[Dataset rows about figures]
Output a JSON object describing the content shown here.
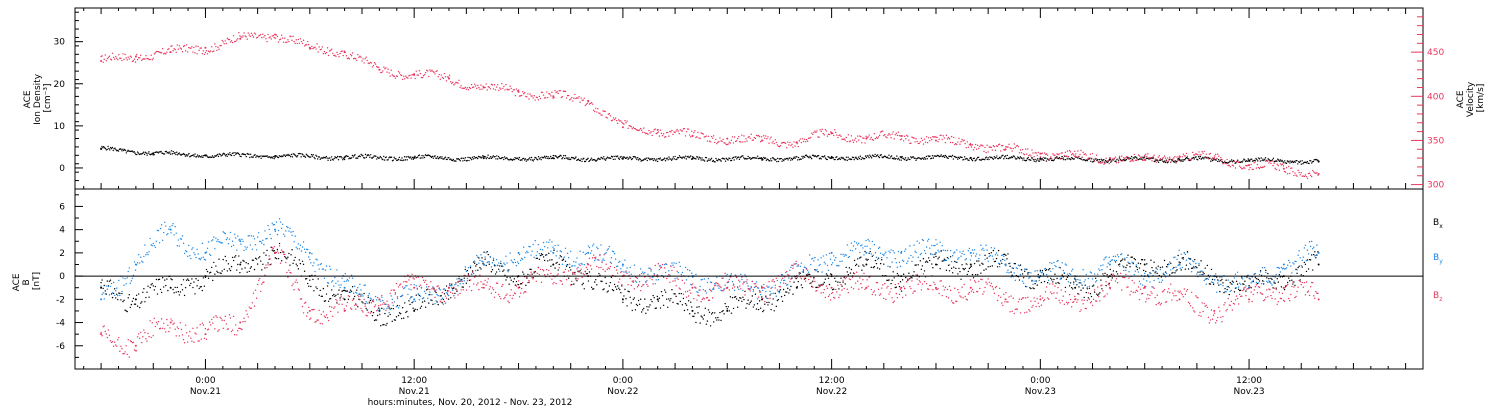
{
  "chart_data": [
    {
      "type": "scatter",
      "panel": "top",
      "left_axis": {
        "label_lines": [
          "ACE",
          "Ion Density",
          "[cm⁻³]"
        ],
        "ticks": [
          0,
          10,
          20,
          30
        ],
        "tick_labels": [
          "0",
          "10",
          "20",
          "30"
        ],
        "ylim": [
          -5,
          38
        ],
        "color": "#000000"
      },
      "right_axis": {
        "label_lines": [
          "ACE",
          "Velocity",
          "[km/s]"
        ],
        "ticks": [
          300,
          350,
          400,
          450
        ],
        "tick_labels": [
          "300",
          "350",
          "400",
          "450"
        ],
        "ylim": [
          295,
          500
        ],
        "color": "#e8365d"
      },
      "series": [
        {
          "axis": "left",
          "color": "#000000",
          "x": [
            -6,
            -3,
            0,
            4,
            8,
            12,
            16,
            20,
            24,
            28,
            32,
            36,
            40,
            44,
            48,
            52,
            56,
            60,
            64
          ],
          "y": [
            4.5,
            3.5,
            3,
            2.8,
            2.5,
            2.4,
            2.3,
            2.3,
            2.2,
            2.2,
            2.2,
            2.4,
            2.5,
            2.4,
            2.2,
            2,
            2,
            1.8,
            1.5
          ]
        },
        {
          "axis": "right",
          "color": "#e8365d",
          "x": [
            -6,
            -4,
            -2,
            0,
            2,
            4,
            6,
            8,
            10,
            12,
            14,
            16,
            18,
            20,
            22,
            24,
            26,
            28,
            30,
            32,
            34,
            36,
            38,
            40,
            42,
            44,
            46,
            48,
            50,
            52,
            54,
            56,
            58,
            60,
            62,
            64
          ],
          "y": [
            440,
            445,
            450,
            455,
            465,
            470,
            455,
            450,
            430,
            425,
            420,
            410,
            405,
            400,
            395,
            365,
            362,
            355,
            352,
            350,
            348,
            358,
            352,
            355,
            350,
            345,
            340,
            335,
            332,
            330,
            328,
            332,
            330,
            322,
            318,
            312
          ]
        }
      ]
    },
    {
      "type": "scatter",
      "panel": "bottom",
      "left_axis": {
        "label_lines": [
          "ACE",
          "B",
          "[nT]"
        ],
        "ticks": [
          -6,
          -4,
          -2,
          0,
          2,
          4,
          6
        ],
        "tick_labels": [
          "-6",
          "-4",
          "-2",
          "0",
          "2",
          "4",
          "6"
        ],
        "ylim": [
          -8,
          7.5
        ],
        "zero_line": true
      },
      "legend_placement": "right",
      "series": [
        {
          "name": "Bx",
          "legend_main": "B",
          "legend_sub": "x",
          "color": "#000000",
          "x": [
            -6,
            -4,
            -2,
            0,
            2,
            4,
            6,
            8,
            10,
            12,
            14,
            16,
            18,
            20,
            22,
            24,
            26,
            28,
            30,
            32,
            34,
            36,
            38,
            40,
            42,
            44,
            46,
            48,
            50,
            52,
            54,
            56,
            58,
            60,
            62,
            64
          ],
          "y": [
            -1,
            -2,
            -1,
            0,
            1,
            2,
            0,
            -2,
            -3,
            -3,
            -1,
            1,
            0,
            1,
            0,
            -2,
            -2,
            -3,
            -3,
            -2,
            -1,
            0,
            1,
            0,
            1,
            1,
            1,
            0,
            -1,
            0,
            1,
            1,
            0,
            -1,
            0,
            1
          ]
        },
        {
          "name": "By",
          "legend_main": "B",
          "legend_sub": "y",
          "color": "#1e88e5",
          "x": [
            -6,
            -4,
            -2,
            0,
            2,
            4,
            6,
            8,
            10,
            12,
            14,
            16,
            18,
            20,
            22,
            24,
            26,
            28,
            30,
            32,
            34,
            36,
            38,
            40,
            42,
            44,
            46,
            48,
            50,
            52,
            54,
            56,
            58,
            60,
            62,
            64
          ],
          "y": [
            -2,
            1,
            4,
            2,
            3,
            4,
            2,
            -1,
            -2,
            -2,
            -1,
            1,
            2,
            2,
            2,
            1,
            0,
            0,
            -1,
            -1,
            0,
            2,
            2,
            2,
            2,
            2,
            1,
            0,
            0,
            1,
            0,
            1,
            0,
            -1,
            1,
            2
          ]
        },
        {
          "name": "Bz",
          "legend_main": "B",
          "legend_sub": "z",
          "color": "#e8365d",
          "x": [
            -6,
            -4,
            -2,
            0,
            2,
            4,
            6,
            8,
            10,
            12,
            14,
            16,
            18,
            20,
            22,
            24,
            26,
            28,
            30,
            32,
            34,
            36,
            38,
            40,
            42,
            44,
            46,
            48,
            50,
            52,
            54,
            56,
            58,
            60,
            62,
            64
          ],
          "y": [
            -5,
            -6,
            -4,
            -5,
            -4,
            2,
            -3,
            -3,
            -2,
            -1,
            -1,
            -1,
            -1,
            0,
            1,
            0,
            0,
            -1,
            -1,
            -1,
            0,
            -1,
            -1,
            -1,
            -1,
            -1,
            -2,
            -2,
            -2,
            -1,
            -1,
            -2,
            -3,
            -2,
            -1,
            -2
          ]
        }
      ]
    }
  ],
  "time_axis": {
    "xlim": [
      -7.5,
      70
    ],
    "major_ticks": [
      {
        "x": 0,
        "time": "0:00",
        "date": "Nov.21"
      },
      {
        "x": 12,
        "time": "12:00",
        "date": "Nov.21"
      },
      {
        "x": 24,
        "time": "0:00",
        "date": "Nov.22"
      },
      {
        "x": 36,
        "time": "12:00",
        "date": "Nov.22"
      },
      {
        "x": 48,
        "time": "0:00",
        "date": "Nov.23"
      },
      {
        "x": 60,
        "time": "12:00",
        "date": "Nov.23"
      }
    ],
    "title": "hours:minutes, Nov. 20, 2012 - Nov. 23, 2012"
  }
}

• _Task to complete_
Pictures in the records above should not be copied. Repeat everything else exactly.

• _Task output_
Output a JSON object describing the content shown here.
{
  "chart_data": [
    {
      "type": "scatter",
      "panel": "top",
      "left_axis": {
        "label_lines": [
          "ACE",
          "Ion Density",
          "[cm⁻³]"
        ],
        "ticks": [
          0,
          10,
          20,
          30
        ],
        "tick_labels": [
          "0",
          "10",
          "20",
          "30"
        ],
        "ylim": [
          -5,
          38
        ],
        "color": "#000000"
      },
      "right_axis": {
        "label_lines": [
          "ACE",
          "Velocity",
          "[km/s]"
        ],
        "ticks": [
          300,
          350,
          400,
          450
        ],
        "tick_labels": [
          "300",
          "350",
          "400",
          "450"
        ],
        "ylim": [
          295,
          500
        ],
        "color": "#e8365d"
      },
      "series": [
        {
          "axis": "left",
          "color": "#000000",
          "x": [
            -6,
            -3,
            0,
            4,
            8,
            12,
            16,
            20,
            24,
            28,
            32,
            36,
            40,
            44,
            48,
            52,
            56,
            60,
            64
          ],
          "y": [
            4.5,
            3.5,
            3,
            2.8,
            2.5,
            2.4,
            2.3,
            2.3,
            2.2,
            2.2,
            2.2,
            2.4,
            2.5,
            2.4,
            2.2,
            2,
            2,
            1.8,
            1.5
          ]
        },
        {
          "axis": "right",
          "color": "#e8365d",
          "x": [
            -6,
            -4,
            -2,
            0,
            2,
            4,
            6,
            8,
            10,
            12,
            14,
            16,
            18,
            20,
            22,
            24,
            26,
            28,
            30,
            32,
            34,
            36,
            38,
            40,
            42,
            44,
            46,
            48,
            50,
            52,
            54,
            56,
            58,
            60,
            62,
            64
          ],
          "y": [
            440,
            445,
            450,
            455,
            465,
            470,
            455,
            450,
            430,
            425,
            420,
            410,
            405,
            400,
            395,
            365,
            362,
            355,
            352,
            350,
            348,
            358,
            352,
            355,
            350,
            345,
            340,
            335,
            332,
            330,
            328,
            332,
            330,
            322,
            318,
            312
          ]
        }
      ]
    },
    {
      "type": "scatter",
      "panel": "bottom",
      "left_axis": {
        "label_lines": [
          "ACE",
          "B",
          "[nT]"
        ],
        "ticks": [
          -6,
          -4,
          -2,
          0,
          2,
          4,
          6
        ],
        "tick_labels": [
          "-6",
          "-4",
          "-2",
          "0",
          "2",
          "4",
          "6"
        ],
        "ylim": [
          -8,
          7.5
        ],
        "zero_line": true
      },
      "legend_placement": "right",
      "series": [
        {
          "name": "Bx",
          "legend_main": "B",
          "legend_sub": "x",
          "color": "#000000",
          "x": [
            -6,
            -4,
            -2,
            0,
            2,
            4,
            6,
            8,
            10,
            12,
            14,
            16,
            18,
            20,
            22,
            24,
            26,
            28,
            30,
            32,
            34,
            36,
            38,
            40,
            42,
            44,
            46,
            48,
            50,
            52,
            54,
            56,
            58,
            60,
            62,
            64
          ],
          "y": [
            -1,
            -2,
            -1,
            0,
            1,
            2,
            0,
            -2,
            -3,
            -3,
            -1,
            1,
            0,
            1,
            0,
            -2,
            -2,
            -3,
            -3,
            -2,
            -1,
            0,
            1,
            0,
            1,
            1,
            1,
            0,
            -1,
            0,
            1,
            1,
            0,
            -1,
            0,
            1
          ]
        },
        {
          "name": "By",
          "legend_main": "B",
          "legend_sub": "y",
          "color": "#1e88e5",
          "x": [
            -6,
            -4,
            -2,
            0,
            2,
            4,
            6,
            8,
            10,
            12,
            14,
            16,
            18,
            20,
            22,
            24,
            26,
            28,
            30,
            32,
            34,
            36,
            38,
            40,
            42,
            44,
            46,
            48,
            50,
            52,
            54,
            56,
            58,
            60,
            62,
            64
          ],
          "y": [
            -2,
            1,
            4,
            2,
            3,
            4,
            2,
            -1,
            -2,
            -2,
            -1,
            1,
            2,
            2,
            2,
            1,
            0,
            0,
            -1,
            -1,
            0,
            2,
            2,
            2,
            2,
            2,
            1,
            0,
            0,
            1,
            0,
            1,
            0,
            -1,
            1,
            2
          ]
        },
        {
          "name": "Bz",
          "legend_main": "B",
          "legend_sub": "z",
          "color": "#e8365d",
          "x": [
            -6,
            -4,
            -2,
            0,
            2,
            4,
            6,
            8,
            10,
            12,
            14,
            16,
            18,
            20,
            22,
            24,
            26,
            28,
            30,
            32,
            34,
            36,
            38,
            40,
            42,
            44,
            46,
            48,
            50,
            52,
            54,
            56,
            58,
            60,
            62,
            64
          ],
          "y": [
            -5,
            -6,
            -4,
            -5,
            -4,
            2,
            -3,
            -3,
            -2,
            -1,
            -1,
            -1,
            -1,
            0,
            1,
            0,
            0,
            -1,
            -1,
            -1,
            0,
            -1,
            -1,
            -1,
            -1,
            -1,
            -2,
            -2,
            -2,
            -1,
            -1,
            -2,
            -3,
            -2,
            -1,
            -2
          ]
        }
      ]
    }
  ],
  "time_axis": {
    "xlim": [
      -7.5,
      70
    ],
    "major_ticks": [
      {
        "x": 0,
        "time": "0:00",
        "date": "Nov.21"
      },
      {
        "x": 12,
        "time": "12:00",
        "date": "Nov.21"
      },
      {
        "x": 24,
        "time": "0:00",
        "date": "Nov.22"
      },
      {
        "x": 36,
        "time": "12:00",
        "date": "Nov.22"
      },
      {
        "x": 48,
        "time": "0:00",
        "date": "Nov.23"
      },
      {
        "x": 60,
        "time": "12:00",
        "date": "Nov.23"
      }
    ],
    "title": "hours:minutes, Nov. 20, 2012 - Nov. 23, 2012"
  }
}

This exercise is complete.